═════ RECORDS TO PROCESS ═════

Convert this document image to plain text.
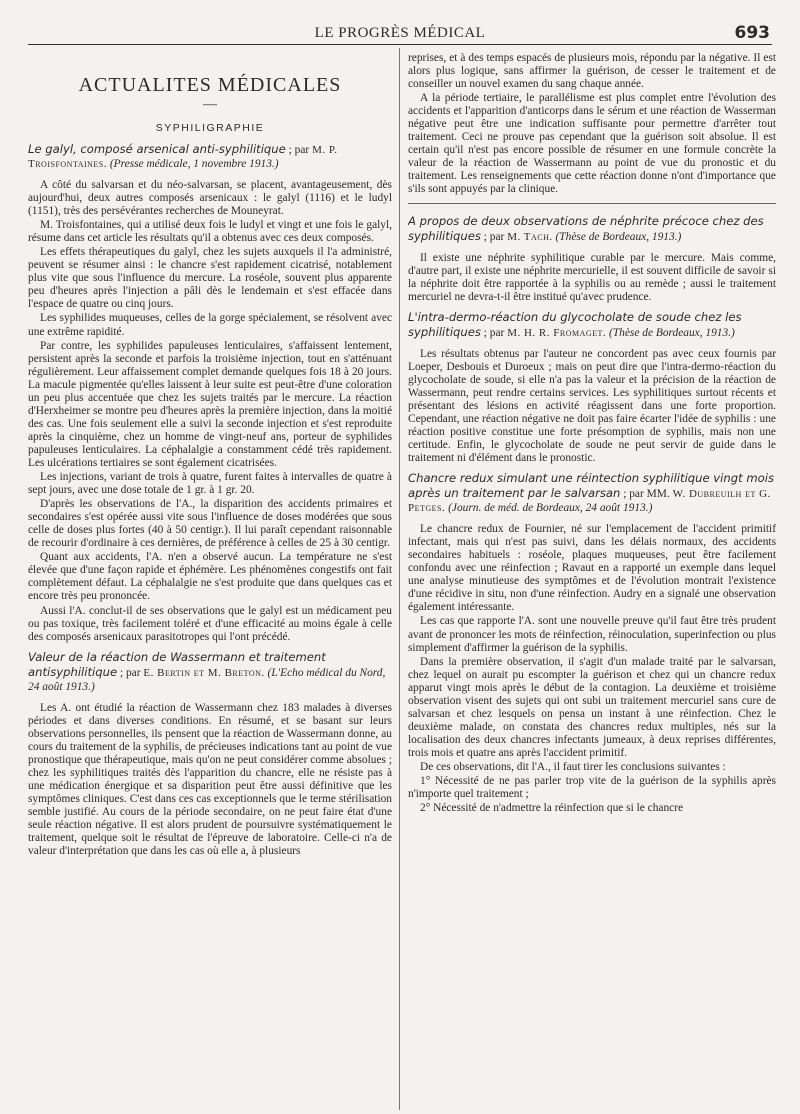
LE PROGRÈS MÉDICAL	693
ACTUALITES MÉDICALES
—
SYPHILIGRAPHIE
Le galyl, composé arsenical anti-syphilitique ; par M. P. Troisfontaines. (Presse médicale, 1 novembre 1913.)

A côté du salvarsan et du néo-salvarsan, se placent, avantageusement, dès aujourd'hui, deux autres composés arsenicaux : le galyl (1116) et le ludyl (1151), très des persévérantes recherches de Mouneyrat.

M. Troisfontaines, qui a utilisé deux fois le ludyl et vingt et une fois le galyl, résume dans cet article les résultats qu'il a obtenus avec ces deux composés.

Les effets thérapeutiques du galyl, chez les sujets auxquels il l'a administré, peuvent se résumer ainsi : le chancre s'est rapidement cicatrisé, notablement plus vite que sous l'influence du mercure. La roséole, souvent plus apparente peu d'heures après l'injection a pâli dès le lendemain et s'est effacée dans l'espace de quatre ou cinq jours.

Les syphilides muqueuses, celles de la gorge spécialement, se résolvent avec une extrême rapidité.

Par contre, les syphilides papuleuses lenticulaires, s'affaissent lentement, persistent après la seconde et parfois la troisième injection, tout en s'atténuant régulièrement. Leur affaissement complet demande quelques fois 18 à 20 jours. La macule pigmentée qu'elles laissent à leur suite est peut-être d'une coloration un peu plus accentuée que chez les sujets traités par le mercure. La réaction d'Herxheimer se montre peu d'heures après la première injection, dans la moitié des cas. Une fois seulement elle a suivi la seconde injection et s'est reproduite après la cinquième, chez un homme de vingt-neuf ans, porteur de syphilides papuleuses lenticulaires. La céphalalgie a constamment cédé très rapidement. Les ulcérations tertiaires se sont également cicatrisées.

Les injections, variant de trois à quatre, furent faites à intervalles de quatre à sept jours, avec une dose totale de 1 gr. à 1 gr. 20.

D'après les observations de l'A., la disparition des accidents primaires et secondaires s'est opérée aussi vite sous l'influence de doses modérées que sous celle de doses plus fortes (40 à 50 centigr.). Il lui paraît cependant raisonnable de recourir d'ordinaire à ces dernières, de préférence à celles de 25 à 30 centigr.

Quant aux accidents, l'A. n'en a observé aucun. La température ne s'est élevée que d'une façon rapide et éphémère. Les phénomènes congestifs ont fait complètement défaut. La céphalalgie ne s'est produite que dans quelques cas et encore très peu prononcée.

Aussi l'A. conclut-il de ses observations que le galyl est un médicament peu ou pas toxique, très facilement toléré et d'une efficacité au moins égale à celle des composés arsenicaux parasitotropes qui l'ont précédé.

Valeur de la réaction de Wassermann et traitement antisyphilitique ; par E. Bertin et M. Breton. (L'Echo médical du Nord, 24 août 1913.)

Les A. ont étudié la réaction de Wassermann chez 183 malades à diverses périodes et dans diverses conditions. En résumé, et se basant sur leurs observations personnelles, ils pensent que la réaction de Wassermann donne, au cours du traitement de la syphilis, de précieuses indications tant au point de vue pronostique que thérapeutique, mais qu'on ne peut considérer comme absolues ; chez les syphilitiques traités dès l'apparition du chancre, elle ne résiste pas à une médication énergique et sa disparition peut être aussi définitive que les symptômes cliniques. C'est dans ces cas exceptionnels que le terme stérilisation semble justifié. Au cours de la période secondaire, on ne peut faire état d'une seule réaction négative. Il est alors prudent de poursuivre systématiquement le traitement, quelque soit le résultat de l'épreuve de laboratoire. Celle-ci n'a de valeur d'interprétation que dans les cas où elle a, à plusieurs

reprises, et à des temps espacés de plusieurs mois, répondu par la négative. Il est alors plus logique, sans affirmer la guérison, de cesser le traitement et de conseiller un nouvel examen du sang chaque année.

A la période tertiaire, le parallélisme est plus complet entre l'évolution des accidents et l'apparition d'anticorps dans le sérum et une réaction de Wasserman négative peut être une indication suffisante pour permettre d'arrêter tout traitement. Ceci ne prouve pas cependant que la guérison soit absolue. Il est certain qu'il n'est pas encore possible de résumer en une formule concrète la valeur de la réaction de Wassermann au point de vue du pronostic et du traitement. Les renseignements que cette réaction donne n'ont d'importance que s'ils sont appuyés par la clinique.

A propos de deux observations de néphrite précoce chez des syphilitiques ; par M. Tach. (Thèse de Bordeaux, 1913.)

Il existe une néphrite syphilitique curable par le mercure. Mais comme, d'autre part, il existe une néphrite mercurielle, il est souvent difficile de savoir si la néphrite doit être rapportée à la syphilis ou au remède ; aussi le traitement mercuriel ne devra-t-il être institué qu'avec prudence.

L'intra-dermo-réaction du glycocholate de soude chez les syphilitiques ; par M. H. R. Fromaget. (Thèse de Bordeaux, 1913.)

Les résultats obtenus par l'auteur ne concordent pas avec ceux fournis par Loeper, Desbouis et Duroeux ; mais on peut dire que l'intra-dermo-réaction du glycocholate de soude, si elle n'a pas la valeur et la précision de la réaction de Wassermann, peut rendre certains services. Les syphilitiques surtout récents et présentant des lésions en activité réagissent dans une forte proportion. Cependant, une réaction négative ne doit pas faire écarter l'idée de syphilis : une réaction positive constitue une forte présomption de syphilis, mais non une certitude. Enfin, le glycocholate de soude ne peut servir de guide dans le traitement ni d'élément dans le pronostic.

Chancre redux simulant une réintection syphilitique vingt mois après un traitement par le salvarsan ; par MM. W. Dubreuilh et G. Petges. (Journ. de méd. de Bordeaux, 24 août 1913.)

Le chancre redux de Fournier, né sur l'emplacement de l'accident primitif infectant, mais qui n'est pas suivi, dans les délais normaux, des accidents secondaires habituels : roséole, plaques muqueuses, peut être facilement confondu avec une réinfection ; Ravaut en a rapporté un exemple dans lequel une analyse minutieuse des symptômes et de l'évolution montrait l'existence d'une récidive in situ, non d'une réinfection. Audry en a signalé une observation également intéressante.

Les cas que rapporte l'A. sont une nouvelle preuve qu'il faut être très prudent avant de prononcer les mots de réinfection, réinoculation, superinfection ou plus simplement d'affirmer la guérison de la syphilis.

Dans la première observation, il s'agit d'un malade traité par le salvarsan, chez lequel on aurait pu escompter la guérison et chez qui un chancre redux apparut vingt mois après le début de la contagion. La deuxième et troisième observation visent des sujets qui ont subi un traitement mercuriel sans cure de salvarsan et chez lesquels on pensa un instant à une réinfection. Chez le deuxième malade, on constata des chancres redux multiples, nés sur la localisation des deux chancres infectants jumeaux, à deux reprises différentes, trois mois et quatre ans après l'accident primitif.

De ces observations, dit l'A., il faut tirer les conclusions suivantes :

1° Nécessité de ne pas parler trop vite de la guérison de la syphilis après n'importe quel traitement ;

2° Nécessité de n'admettre la réinfection que si le chancre
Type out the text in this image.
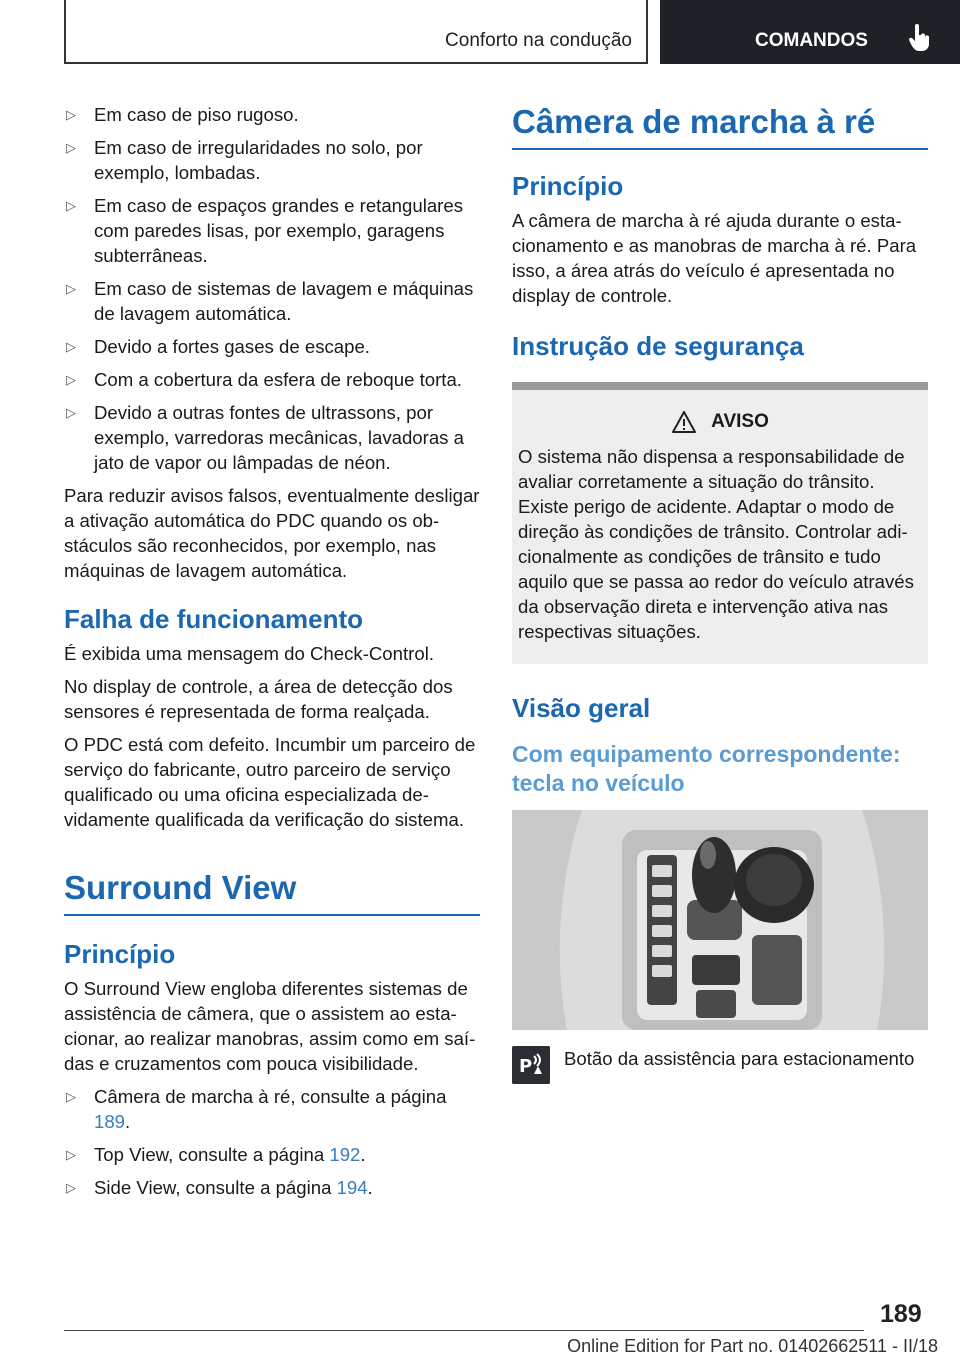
Conforto na condução	COMANDOS
▷ Em caso de piso rugoso.
▷ Em caso de irregularidades no solo, por exemplo, lombadas.
▷ Em caso de espaços grandes e retangulares com paredes lisas, por exemplo, garagens subterrâneas.
▷ Em caso de sistemas de lavagem e máquinas de lavagem automática.
▷ Devido a fortes gases de escape.
▷ Com a cobertura da esfera de reboque torta.
▷ Devido a outras fontes de ultrassons, por exemplo, varredoras mecânicas, lavadoras a jato de vapor ou lâmpadas de néon.

Para reduzir avisos falsos, eventualmente desligar a ativação automática do PDC quando os obstáculos são reconhecidos, por exemplo, nas máquinas de lavagem automática.

Falha de funcionamento

É exibida uma mensagem do Check-Control.

No display de controle, a área de detecção dos sensores é representada de forma realçada.

O PDC está com defeito. Incumbir um parceiro de serviço do fabricante, outro parceiro de serviço qualificado ou uma oficina especializada devidamente qualificada da verificação do sistema.

Surround View
Princípio

O Surround View engloba diferentes sistemas de assistência de câmera, que o assistem ao estacionar, ao realizar manobras, assim como em saídas e cruzamentos com pouca visibilidade.

▷ Câmera de marcha à ré, consulte a página 189.
▷ Top View, consulte a página 192.
▷ Side View, consulte a página 194.
Câmera de marcha à ré
Princípio

A câmera de marcha à ré ajuda durante o estacionamento e as manobras de marcha à ré. Para isso, a área atrás do veículo é apresentada no display de controle.

Instrução de segurança
AVISO

O sistema não dispensa a responsabilidade de avaliar corretamente a situação do trânsito. Existe perigo de acidente. Adaptar o modo de direção às condições de trânsito. Controlar adicionalmente as condições de trânsito e tudo aquilo que se passa ao redor do veículo através da observação direta e intervenção ativa nas respectivas situações.

Visão geral
Com equipamento correspondente: tecla no veículo
P Botão da assistência para estacionamento

189
Online Edition for Part no. 01402662511 - II/18
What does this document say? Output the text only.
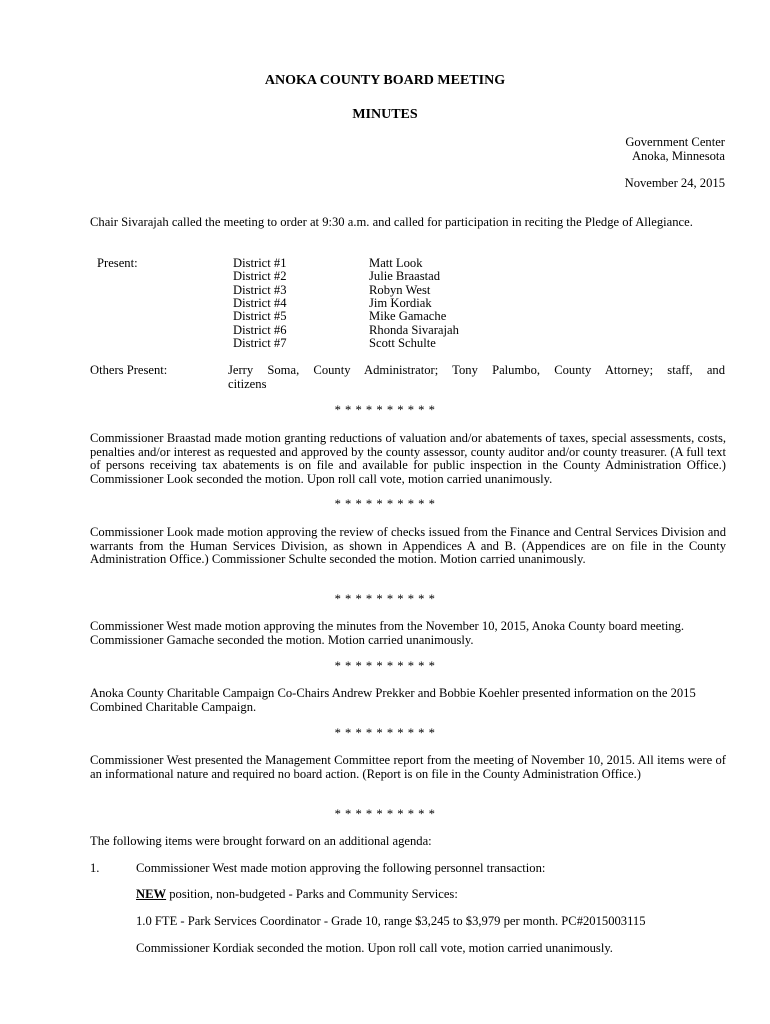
ANOKA COUNTY BOARD MEETING
MINUTES
Government Center
Anoka, Minnesota
November 24, 2015
Chair Sivarajah called the meeting to order at 9:30 a.m. and called for participation in reciting the Pledge of Allegiance.
Present:	District #1	Matt Look
District #2	Julie Braastad
District #3	Robyn West
District #4	Jim Kordiak
District #5	Mike Gamache
District #6	Rhonda Sivarajah
District #7	Scott Schulte
Others Present:	Jerry Soma, County Administrator; Tony Palumbo, County Attorney; staff, and
citizens
* * * * * * * * * *
Commissioner Braastad made motion granting reductions of valuation and/or abatements of taxes, special assessments, costs, penalties and/or interest as requested and approved by the county assessor, county auditor and/or county treasurer. (A full text of persons receiving tax abatements is on file and available for public inspection in the County Administration Office.) Commissioner Look seconded the motion. Upon roll call vote, motion carried unanimously.
* * * * * * * * * *
Commissioner Look made motion approving the review of checks issued from the Finance and Central Services Division and warrants from the Human Services Division, as shown in Appendices A and B. (Appendices are on file in the County Administration Office.) Commissioner Schulte seconded the motion. Motion carried unanimously.
* * * * * * * * * *
Commissioner West made motion approving the minutes from the November 10, 2015, Anoka County board meeting. Commissioner Gamache seconded the motion. Motion carried unanimously.
* * * * * * * * * *
Anoka County Charitable Campaign Co-Chairs Andrew Prekker and Bobbie Koehler presented information on the 2015 Combined Charitable Campaign.
* * * * * * * * * *
Commissioner West presented the Management Committee report from the meeting of November 10, 2015. All items were of an informational nature and required no board action. (Report is on file in the County Administration Office.)
* * * * * * * * * *
The following items were brought forward on an additional agenda:
1.	Commissioner West made motion approving the following personnel transaction:
NEW position, non-budgeted - Parks and Community Services:
1.0 FTE - Park Services Coordinator - Grade 10, range $3,245 to $3,979 per month. PC#2015003115
Commissioner Kordiak seconded the motion. Upon roll call vote, motion carried unanimously.
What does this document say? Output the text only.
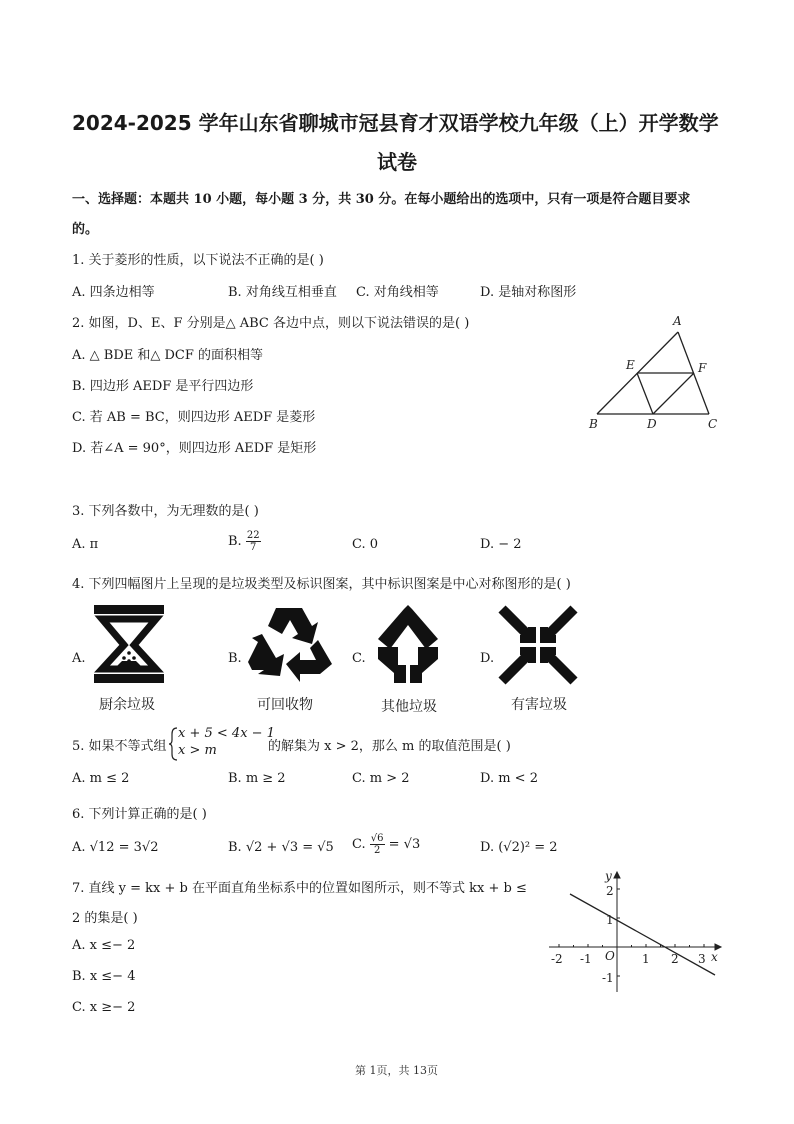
2024-2025 学年山东省聊城市冠县育才双语学校九年级（上）开学数学
试卷
一、选择题：本题共 10 小题，每小题 3 分，共 30 分。在每小题给出的选项中，只有一项是符合题目要求
的。
1. 关于菱形的性质，以下说法不正确的是( )
A. 四条边相等	B. 对角线互相垂直 C. 对角线相等	D. 是轴对称图形
2. 如图，D、E、F 分别是△ ABC 各边中点，则以下说法错误的是( )
A. △ BDE 和△ DCF 的面积相等
B. 四边形 AEDF 是平行四边形
C. 若 AB = BC，则四边形 AEDF 是菱形
D. 若∠A = 90°，则四边形 AEDF 是矩形
A
B	C
D
E	F
3. 下列各数中，为无理数的是( )
A. π	B. $\frac{22}{7}$	C. 0	D. − 2
4. 下列四幅图片上呈现的是垃圾类型及标识图案，其中标识图案是中心对称图形的是( )
A.	B.	C.	D.
厨余垃圾	可回收物	其他垃圾	有害垃圾
5. 如果不等式组
x + 5 < 4x − 1
x > m	的解集为 x > 2，那么 m 的取值范围是( )
A. m ≤ 2	B. m ≥ 2	C. m > 2	D. m < 2
6. 下列计算正确的是( )
A. √12 = 3√2	B. √2 + √3 = √5 C. $\frac{√6}{2} = √3$	D. (√2)² = 2
7. 直线 y = kx + b 在平面直角坐标系中的位置如图所示，则不等式 kx + b ≤
2 的集是( )
A. x ≤− 2
B. x ≤− 4
C. x ≥− 2
-2 -1	1 2 3
2
1
-1
O	x
y
第 1页，共 13页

═════

◆ WHAT IS NEEDED: Using the material above, gather every line that includes "Gamache".

◆ RESULT FOR THIS EXERCISE:
District #5	Mike Gamache
Commissioner West made motion approving the minutes from the November 10, 2015, Anoka County board meeting. Commissioner Gamache seconded the motion. Motion carried unanimously.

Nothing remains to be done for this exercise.